** BEGIN RECORDS **

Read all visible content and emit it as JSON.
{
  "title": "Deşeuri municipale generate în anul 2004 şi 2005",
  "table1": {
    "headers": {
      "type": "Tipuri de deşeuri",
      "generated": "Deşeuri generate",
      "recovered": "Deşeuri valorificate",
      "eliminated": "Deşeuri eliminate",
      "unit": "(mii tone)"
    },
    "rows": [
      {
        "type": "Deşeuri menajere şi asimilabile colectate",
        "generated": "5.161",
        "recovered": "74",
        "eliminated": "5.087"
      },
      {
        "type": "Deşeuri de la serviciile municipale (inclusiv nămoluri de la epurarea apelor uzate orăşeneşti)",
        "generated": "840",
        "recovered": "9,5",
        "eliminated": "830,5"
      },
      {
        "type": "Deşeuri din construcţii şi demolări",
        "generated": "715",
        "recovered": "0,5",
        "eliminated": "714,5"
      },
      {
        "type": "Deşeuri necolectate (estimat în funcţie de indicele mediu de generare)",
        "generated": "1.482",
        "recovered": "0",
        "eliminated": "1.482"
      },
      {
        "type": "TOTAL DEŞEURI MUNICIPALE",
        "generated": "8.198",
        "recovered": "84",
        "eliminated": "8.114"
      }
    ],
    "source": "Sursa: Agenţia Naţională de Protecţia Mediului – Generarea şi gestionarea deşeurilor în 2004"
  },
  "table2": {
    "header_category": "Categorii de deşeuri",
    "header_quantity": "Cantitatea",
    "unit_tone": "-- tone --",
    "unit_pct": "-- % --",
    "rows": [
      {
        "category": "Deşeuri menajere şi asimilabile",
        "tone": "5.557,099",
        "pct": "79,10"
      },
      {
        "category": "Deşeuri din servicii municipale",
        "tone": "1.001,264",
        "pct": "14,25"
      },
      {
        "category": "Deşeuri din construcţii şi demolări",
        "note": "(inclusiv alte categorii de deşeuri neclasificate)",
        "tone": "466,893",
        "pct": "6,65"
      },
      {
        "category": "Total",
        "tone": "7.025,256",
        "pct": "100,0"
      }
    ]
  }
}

** END RECORDS **

*WHAT YOU ARE ASKED TO DO*: Print the records above in full, exactly.

*OUTPUT*:
Read all visible content and emit it as JSON.
{
  "title": "Deşeuri municipale generate în anul 2004 şi 2005",
  "table1": {
    "headers": {
      "type": "Tipuri de deşeuri",
      "generated": "Deşeuri generate",
      "recovered": "Deşeuri valorificate",
      "eliminated": "Deşeuri eliminate",
      "unit": "(mii tone)"
    },
    "rows": [
      {
        "type": "Deşeuri menajere şi asimilabile colectate",
        "generated": "5.161",
        "recovered": "74",
        "eliminated": "5.087"
      },
      {
        "type": "Deşeuri de la serviciile municipale (inclusiv nămoluri de la epurarea apelor uzate orăşeneşti)",
        "generated": "840",
        "recovered": "9,5",
        "eliminated": "830,5"
      },
      {
        "type": "Deşeuri din construcţii şi demolări",
        "generated": "715",
        "recovered": "0,5",
        "eliminated": "714,5"
      },
      {
        "type": "Deşeuri necolectate (estimat în funcţie de indicele mediu de generare)",
        "generated": "1.482",
        "recovered": "0",
        "eliminated": "1.482"
      },
      {
        "type": "TOTAL DEŞEURI MUNICIPALE",
        "generated": "8.198",
        "recovered": "84",
        "eliminated": "8.114"
      }
    ],
    "source": "Sursa: Agenţia Naţională de Protecţia Mediului – Generarea şi gestionarea deşeurilor în 2004"
  },
  "table2": {
    "header_category": "Categorii de deşeuri",
    "header_quantity": "Cantitatea",
    "unit_tone": "-- tone --",
    "unit_pct": "-- % --",
    "rows": [
      {
        "category": "Deşeuri menajere şi asimilabile",
        "tone": "5.557,099",
        "pct": "79,10"
      },
      {
        "category": "Deşeuri din servicii municipale",
        "tone": "1.001,264",
        "pct": "14,25"
      },
      {
        "category": "Deşeuri din construcţii şi demolări",
        "note": "(inclusiv alte categorii de deşeuri neclasificate)",
        "tone": "466,893",
        "pct": "6,65"
      },
      {
        "category": "Total",
        "tone": "7.025,256",
        "pct": "100,0"
      }
    ]
  }
}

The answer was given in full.